- _What the exercise asks_:
Count, in the entries, the lines with "Величина". Answer with the number only.

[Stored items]
--*--
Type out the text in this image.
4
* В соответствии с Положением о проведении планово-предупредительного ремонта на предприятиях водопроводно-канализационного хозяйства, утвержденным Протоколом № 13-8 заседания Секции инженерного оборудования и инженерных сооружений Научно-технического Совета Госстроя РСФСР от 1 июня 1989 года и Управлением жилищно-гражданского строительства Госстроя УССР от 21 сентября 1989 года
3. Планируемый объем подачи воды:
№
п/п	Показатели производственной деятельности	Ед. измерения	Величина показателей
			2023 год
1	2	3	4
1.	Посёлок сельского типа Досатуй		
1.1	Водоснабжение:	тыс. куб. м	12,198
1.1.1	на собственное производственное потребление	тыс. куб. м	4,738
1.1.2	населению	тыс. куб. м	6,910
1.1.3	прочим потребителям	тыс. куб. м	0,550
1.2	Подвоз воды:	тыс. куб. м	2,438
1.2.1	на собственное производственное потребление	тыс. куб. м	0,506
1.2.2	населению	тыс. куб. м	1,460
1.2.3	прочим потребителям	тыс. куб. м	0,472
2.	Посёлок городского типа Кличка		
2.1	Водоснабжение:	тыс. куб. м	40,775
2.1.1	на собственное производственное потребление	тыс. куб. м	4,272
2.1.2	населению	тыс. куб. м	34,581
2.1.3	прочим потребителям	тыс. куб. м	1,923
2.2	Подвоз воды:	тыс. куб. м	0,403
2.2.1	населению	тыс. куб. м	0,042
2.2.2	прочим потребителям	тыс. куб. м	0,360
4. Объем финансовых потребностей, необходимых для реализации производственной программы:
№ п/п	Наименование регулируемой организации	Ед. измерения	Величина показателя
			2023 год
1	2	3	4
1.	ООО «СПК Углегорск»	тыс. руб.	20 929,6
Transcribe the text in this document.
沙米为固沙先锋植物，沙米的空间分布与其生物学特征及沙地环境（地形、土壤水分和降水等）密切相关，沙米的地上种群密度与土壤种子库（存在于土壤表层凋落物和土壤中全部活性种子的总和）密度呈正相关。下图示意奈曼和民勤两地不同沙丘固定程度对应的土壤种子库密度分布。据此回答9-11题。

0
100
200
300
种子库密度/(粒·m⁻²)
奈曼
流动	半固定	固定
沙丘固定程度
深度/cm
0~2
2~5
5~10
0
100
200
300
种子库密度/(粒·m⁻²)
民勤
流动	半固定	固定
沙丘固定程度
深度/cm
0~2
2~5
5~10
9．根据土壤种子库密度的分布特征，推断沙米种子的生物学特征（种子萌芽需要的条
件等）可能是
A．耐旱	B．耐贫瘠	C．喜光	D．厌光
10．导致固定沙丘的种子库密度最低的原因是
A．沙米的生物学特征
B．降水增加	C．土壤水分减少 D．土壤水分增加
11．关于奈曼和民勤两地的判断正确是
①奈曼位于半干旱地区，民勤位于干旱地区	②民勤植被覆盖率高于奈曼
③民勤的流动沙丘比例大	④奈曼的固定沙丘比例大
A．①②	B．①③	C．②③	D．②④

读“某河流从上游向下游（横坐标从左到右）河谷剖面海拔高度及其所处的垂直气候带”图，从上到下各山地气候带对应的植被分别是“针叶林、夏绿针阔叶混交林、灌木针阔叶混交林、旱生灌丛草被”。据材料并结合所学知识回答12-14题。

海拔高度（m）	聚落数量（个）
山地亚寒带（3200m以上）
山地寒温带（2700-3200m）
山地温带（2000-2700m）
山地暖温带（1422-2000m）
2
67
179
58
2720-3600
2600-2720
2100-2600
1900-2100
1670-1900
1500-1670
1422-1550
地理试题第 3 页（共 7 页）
--*--
- _Response to this exercise_:
2